-- Requirement 1 --
From the reflection on the film 2001 below, list each piece of equipment or signage in 2001 that the text describes, with a few words on how it is described.
-- Requirement 2 --
Continue the reflection on the film 2001 from its final sentence.

-- Supplied text --
"""

The toilet instructions are a static print on plastic with a backlight. The joke about the length of the instructions is now lost to absurdity of the display.
On the moon, the excavation of the monolith is surrounded with floodlights that reveal a distinct atmospheric haze.
The camera used at the excavation site is beautifully retro. That it's used to take a group photo is quaint, especially when you consider more modern ideas like the survey "pups" deployed to map the site of the Engineers' spacecraft in the movie Prometheus.
While 2001 has been one of the most affecting movie experiences of my life— I first saw it by myself in a nearly empty large auditorium in 1972 at the age of 10 and have seen it maybe 10 more times since 2001's effects seem more prosaic with every viewing and my mind wanders into disbelief about the entire mis-en-scene. Eroding amazement is replaced by a fascination with how quickly a fantasy about an amazing future has become retro in its fashion.

"""

-- Extracted information --

"""

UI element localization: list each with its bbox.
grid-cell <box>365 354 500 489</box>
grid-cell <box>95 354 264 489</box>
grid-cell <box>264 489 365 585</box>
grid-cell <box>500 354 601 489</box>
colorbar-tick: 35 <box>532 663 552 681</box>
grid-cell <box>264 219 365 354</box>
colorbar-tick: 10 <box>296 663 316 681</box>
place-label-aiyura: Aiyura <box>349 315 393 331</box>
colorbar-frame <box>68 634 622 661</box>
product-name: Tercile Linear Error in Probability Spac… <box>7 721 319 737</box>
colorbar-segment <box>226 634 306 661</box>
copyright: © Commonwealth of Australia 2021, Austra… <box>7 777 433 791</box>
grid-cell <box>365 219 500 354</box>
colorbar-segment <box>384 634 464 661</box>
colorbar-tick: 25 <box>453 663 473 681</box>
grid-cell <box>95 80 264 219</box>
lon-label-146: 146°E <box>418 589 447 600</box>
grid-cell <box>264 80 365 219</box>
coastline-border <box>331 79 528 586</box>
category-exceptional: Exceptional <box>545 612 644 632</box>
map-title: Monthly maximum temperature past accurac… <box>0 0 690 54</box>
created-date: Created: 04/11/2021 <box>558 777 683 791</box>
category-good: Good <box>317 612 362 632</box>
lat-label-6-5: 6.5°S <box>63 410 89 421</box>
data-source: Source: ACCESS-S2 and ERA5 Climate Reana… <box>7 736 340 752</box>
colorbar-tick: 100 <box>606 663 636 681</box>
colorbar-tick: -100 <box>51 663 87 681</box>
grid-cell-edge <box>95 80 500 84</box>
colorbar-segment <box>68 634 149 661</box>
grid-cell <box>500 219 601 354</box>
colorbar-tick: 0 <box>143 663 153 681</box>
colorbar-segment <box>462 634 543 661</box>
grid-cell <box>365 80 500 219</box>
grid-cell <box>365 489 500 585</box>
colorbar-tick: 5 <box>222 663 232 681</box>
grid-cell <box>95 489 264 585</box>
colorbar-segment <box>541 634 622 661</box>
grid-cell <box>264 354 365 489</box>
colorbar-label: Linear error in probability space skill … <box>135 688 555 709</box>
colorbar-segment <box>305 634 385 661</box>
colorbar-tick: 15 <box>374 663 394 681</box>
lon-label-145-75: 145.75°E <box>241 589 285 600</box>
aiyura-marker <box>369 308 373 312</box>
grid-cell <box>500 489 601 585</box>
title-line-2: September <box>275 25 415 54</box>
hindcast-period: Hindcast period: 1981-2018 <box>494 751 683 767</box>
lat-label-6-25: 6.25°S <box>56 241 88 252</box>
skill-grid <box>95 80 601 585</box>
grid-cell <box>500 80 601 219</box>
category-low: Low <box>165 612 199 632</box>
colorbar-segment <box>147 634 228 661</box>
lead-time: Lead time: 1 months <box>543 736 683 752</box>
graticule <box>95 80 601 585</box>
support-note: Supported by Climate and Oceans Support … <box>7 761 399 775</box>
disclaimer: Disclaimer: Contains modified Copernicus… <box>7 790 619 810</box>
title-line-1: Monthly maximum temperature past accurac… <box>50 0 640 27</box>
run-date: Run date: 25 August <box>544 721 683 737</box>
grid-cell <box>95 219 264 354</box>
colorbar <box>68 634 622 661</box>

"""

-- Answer 1 --
- Toilet instructions: a static print on plastic with a backlight
- Floodlights around the excavation of the monolith on the moon: they reveal a distinct atmospheric haze
- Camera used at the excavation site: beautifully retro, used to take a group photo

-- Answer 2 --
The Stargate crossing seemed like one of the weaker elements in the movies heyday, but to me it's holding up better than most other design elements. The ape costumes are holding up uncannily well, as do the intro landscapes. Other elements are quirky: the mule painted like a zebra, the vastly over-complicated landing pad on the moon with the pizza-slices retractable dome, the clouds of dust swirling at the landing, and the absurdly ornate elevator than descends beneath the moon surface. Hal's memory closet with arrays of keyed optical modules that slowly eject to inconsistent extents. The oddly opaque schematics and diagnostics for the Discovey's "malfunctioning" antenna unit. The external air supply hose for the space suit. The extendable pads for the pods. The chain of blocks design for the Discovery, with the large off-axis mass of the antenna. Why is a pod needed to reach the antenna? Etc, on and on.
The ultimate movie about the future of mankind is now a beautiful relic.
With every viewing of 2001 I recall with more appreciation Andrei Tarkovsky's lament about what he might have been able to achieve with his Solaris if he had access to the kind of wealth available to Kubrick.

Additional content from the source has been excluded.